··· Records to process
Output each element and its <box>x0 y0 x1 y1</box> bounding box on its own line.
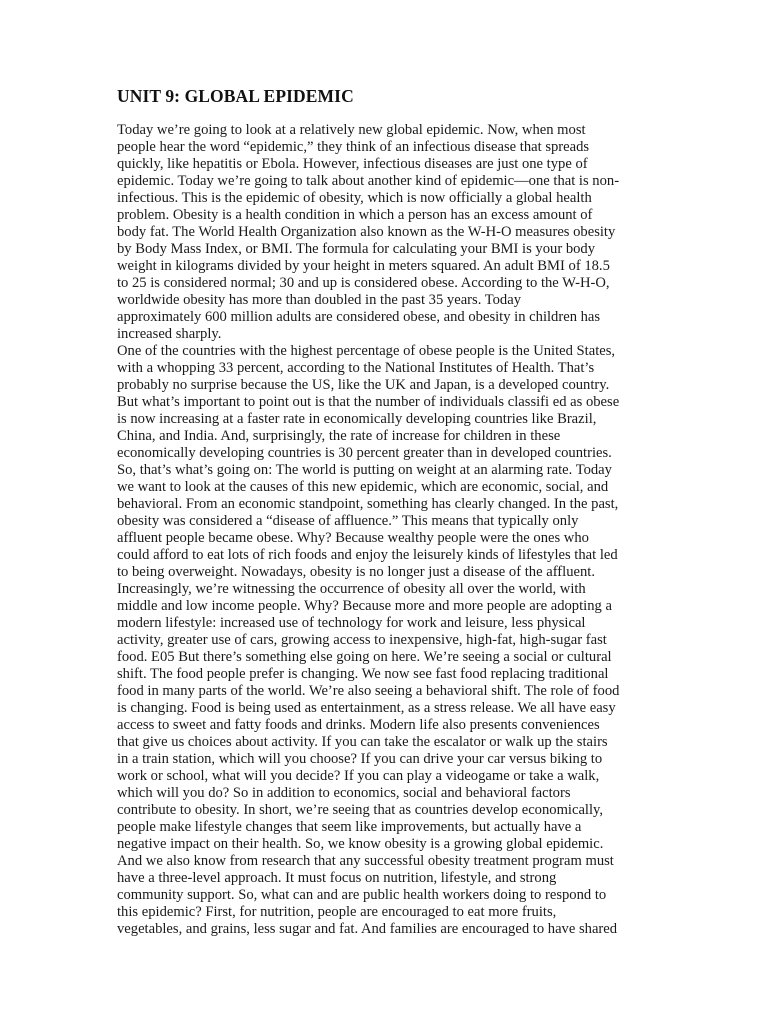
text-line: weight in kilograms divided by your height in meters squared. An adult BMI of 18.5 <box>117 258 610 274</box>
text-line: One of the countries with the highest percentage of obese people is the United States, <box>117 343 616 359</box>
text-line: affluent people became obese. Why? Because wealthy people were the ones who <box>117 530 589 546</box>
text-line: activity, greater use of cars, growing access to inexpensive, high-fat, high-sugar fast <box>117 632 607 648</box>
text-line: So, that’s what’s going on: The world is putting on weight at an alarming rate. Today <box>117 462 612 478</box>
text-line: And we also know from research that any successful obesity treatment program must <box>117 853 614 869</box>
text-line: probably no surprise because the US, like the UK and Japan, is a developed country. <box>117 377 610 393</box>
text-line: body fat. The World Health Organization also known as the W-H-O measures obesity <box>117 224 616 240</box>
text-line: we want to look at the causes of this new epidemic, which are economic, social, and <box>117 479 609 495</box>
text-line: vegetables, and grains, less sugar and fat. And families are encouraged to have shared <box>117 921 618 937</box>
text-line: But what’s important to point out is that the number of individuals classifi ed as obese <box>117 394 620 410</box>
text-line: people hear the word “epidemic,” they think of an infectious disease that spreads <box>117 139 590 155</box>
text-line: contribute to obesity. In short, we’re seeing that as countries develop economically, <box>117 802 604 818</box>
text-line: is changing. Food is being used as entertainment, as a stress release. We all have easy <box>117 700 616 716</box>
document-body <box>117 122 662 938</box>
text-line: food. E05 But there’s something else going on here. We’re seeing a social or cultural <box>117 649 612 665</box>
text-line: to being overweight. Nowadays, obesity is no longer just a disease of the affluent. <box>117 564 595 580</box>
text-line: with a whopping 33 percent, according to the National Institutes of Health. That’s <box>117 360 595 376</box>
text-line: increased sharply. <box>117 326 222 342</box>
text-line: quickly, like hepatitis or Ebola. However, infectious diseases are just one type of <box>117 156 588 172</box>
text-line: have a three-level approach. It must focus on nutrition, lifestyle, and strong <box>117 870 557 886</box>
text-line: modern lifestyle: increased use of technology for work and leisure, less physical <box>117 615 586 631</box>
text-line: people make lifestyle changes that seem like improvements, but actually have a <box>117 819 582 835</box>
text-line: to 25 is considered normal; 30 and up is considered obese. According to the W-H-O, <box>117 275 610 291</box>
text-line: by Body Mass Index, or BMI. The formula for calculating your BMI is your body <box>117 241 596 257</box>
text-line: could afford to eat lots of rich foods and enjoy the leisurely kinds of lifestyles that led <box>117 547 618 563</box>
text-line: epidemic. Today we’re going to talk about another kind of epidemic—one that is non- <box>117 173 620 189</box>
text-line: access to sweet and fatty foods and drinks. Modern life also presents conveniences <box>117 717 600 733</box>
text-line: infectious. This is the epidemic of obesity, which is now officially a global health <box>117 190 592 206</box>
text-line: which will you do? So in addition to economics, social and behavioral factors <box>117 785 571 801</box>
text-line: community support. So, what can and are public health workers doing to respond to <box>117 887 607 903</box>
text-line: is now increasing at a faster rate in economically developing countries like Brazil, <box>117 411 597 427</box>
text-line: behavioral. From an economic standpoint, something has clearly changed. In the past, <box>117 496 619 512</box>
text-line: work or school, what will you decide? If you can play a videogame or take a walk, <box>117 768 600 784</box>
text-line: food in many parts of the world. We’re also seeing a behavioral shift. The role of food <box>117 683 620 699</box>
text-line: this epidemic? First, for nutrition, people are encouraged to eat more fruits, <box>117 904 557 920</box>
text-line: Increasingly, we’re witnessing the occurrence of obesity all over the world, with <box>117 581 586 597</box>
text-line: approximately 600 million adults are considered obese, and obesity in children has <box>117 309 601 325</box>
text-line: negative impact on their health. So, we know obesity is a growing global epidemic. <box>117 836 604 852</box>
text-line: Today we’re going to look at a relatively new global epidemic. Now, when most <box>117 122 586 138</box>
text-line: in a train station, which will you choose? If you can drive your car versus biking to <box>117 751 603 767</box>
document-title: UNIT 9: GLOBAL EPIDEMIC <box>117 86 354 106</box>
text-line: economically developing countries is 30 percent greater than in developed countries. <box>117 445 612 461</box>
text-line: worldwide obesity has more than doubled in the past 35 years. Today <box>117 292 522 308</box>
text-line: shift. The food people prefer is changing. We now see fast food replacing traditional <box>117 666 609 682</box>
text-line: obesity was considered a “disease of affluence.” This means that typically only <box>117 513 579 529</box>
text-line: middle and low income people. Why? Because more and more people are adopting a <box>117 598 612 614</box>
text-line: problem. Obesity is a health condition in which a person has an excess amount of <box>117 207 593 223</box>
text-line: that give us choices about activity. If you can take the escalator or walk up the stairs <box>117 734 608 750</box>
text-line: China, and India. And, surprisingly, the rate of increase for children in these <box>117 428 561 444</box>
······
__Exercise objective__
Could you repeat everything in the records from the line containing "text-line: weight in" down to the line containing "text-line: people hear", swapping "obese" for "overweight" and leaving the rest untouched?

__Written response__
text-line: weight in kilograms divided by your height in meters squared. An adult BMI of 18.5 <box>117 258 610 274</box>
text-line: One of the countries with the highest percentage of overweight people is the United States, <box>117 343 616 359</box>
text-line: affluent people became overweight. Why? Because wealthy people were the ones who <box>117 530 589 546</box>
text-line: activity, greater use of cars, growing access to inexpensive, high-fat, high-sugar fast <box>117 632 607 648</box>
text-line: So, that’s what’s going on: The world is putting on weight at an alarming rate. Today <box>117 462 612 478</box>
text-line: And we also know from research that any successful obesity treatment program must <box>117 853 614 869</box>
text-line: probably no surprise because the US, like the UK and Japan, is a developed country. <box>117 377 610 393</box>
text-line: body fat. The World Health Organization also known as the W-H-O measures obesity <box>117 224 616 240</box>
text-line: we want to look at the causes of this new epidemic, which are economic, social, and <box>117 479 609 495</box>
text-line: vegetables, and grains, less sugar and fat. And families are encouraged to have shared <box>117 921 618 937</box>
text-line: But what’s important to point out is that the number of individuals classifi ed as overweight <box>117 394 620 410</box>
text-line: people hear the word “epidemic,” they think of an infectious disease that spreads <box>117 139 590 155</box>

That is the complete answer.